Prompt:
All the data should be repeated exactly. Any image in it is left out.
----- Raw records
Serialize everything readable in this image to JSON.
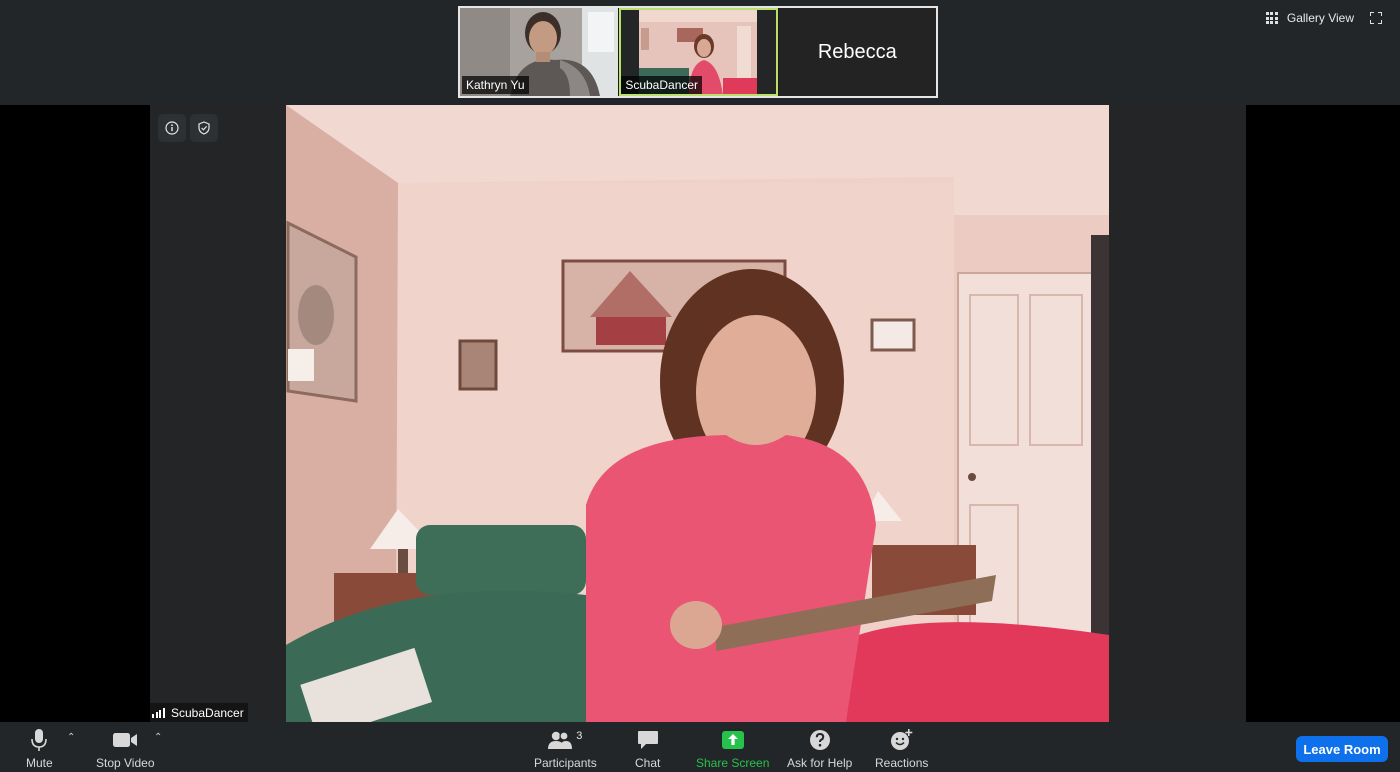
{
  "top_bar": {
    "participants": [
      {
        "name": "Kathryn Yu",
        "has_video": true,
        "active": false
      },
      {
        "name": "ScubaDancer",
        "has_video": true,
        "active": true
      },
      {
        "name": "Rebecca",
        "has_video": false,
        "active": false
      }
    ],
    "gallery_view_label": "Gallery View"
  },
  "main": {
    "active_speaker": "ScubaDancer"
  },
  "toolbar": {
    "mute_label": "Mute",
    "stop_video_label": "Stop Video",
    "participants_label": "Participants",
    "participants_count": "3",
    "chat_label": "Chat",
    "share_screen_label": "Share Screen",
    "ask_for_help_label": "Ask for Help",
    "reactions_label": "Reactions",
    "leave_room_label": "Leave Room"
  },
  "colors": {
    "toolbar_bg": "#232628",
    "share_green": "#27c24c",
    "leave_blue": "#0e71eb",
    "active_border": "#b9e06b"
  }
}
----------
Output below:
Serialize everything readable in this image to JSON.
{
  "top_bar": {
    "participants": [
      {
        "name": "Kathryn Yu",
        "has_video": true,
        "active": false
      },
      {
        "name": "ScubaDancer",
        "has_video": true,
        "active": true
      },
      {
        "name": "Rebecca",
        "has_video": false,
        "active": false
      }
    ],
    "gallery_view_label": "Gallery View"
  },
  "main": {
    "active_speaker": "ScubaDancer"
  },
  "toolbar": {
    "mute_label": "Mute",
    "stop_video_label": "Stop Video",
    "participants_label": "Participants",
    "participants_count": "3",
    "chat_label": "Chat",
    "share_screen_label": "Share Screen",
    "ask_for_help_label": "Ask for Help",
    "reactions_label": "Reactions",
    "leave_room_label": "Leave Room"
  },
  "colors": {
    "toolbar_bg": "#232628",
    "share_green": "#27c24c",
    "leave_blue": "#0e71eb",
    "active_border": "#b9e06b"
  }
}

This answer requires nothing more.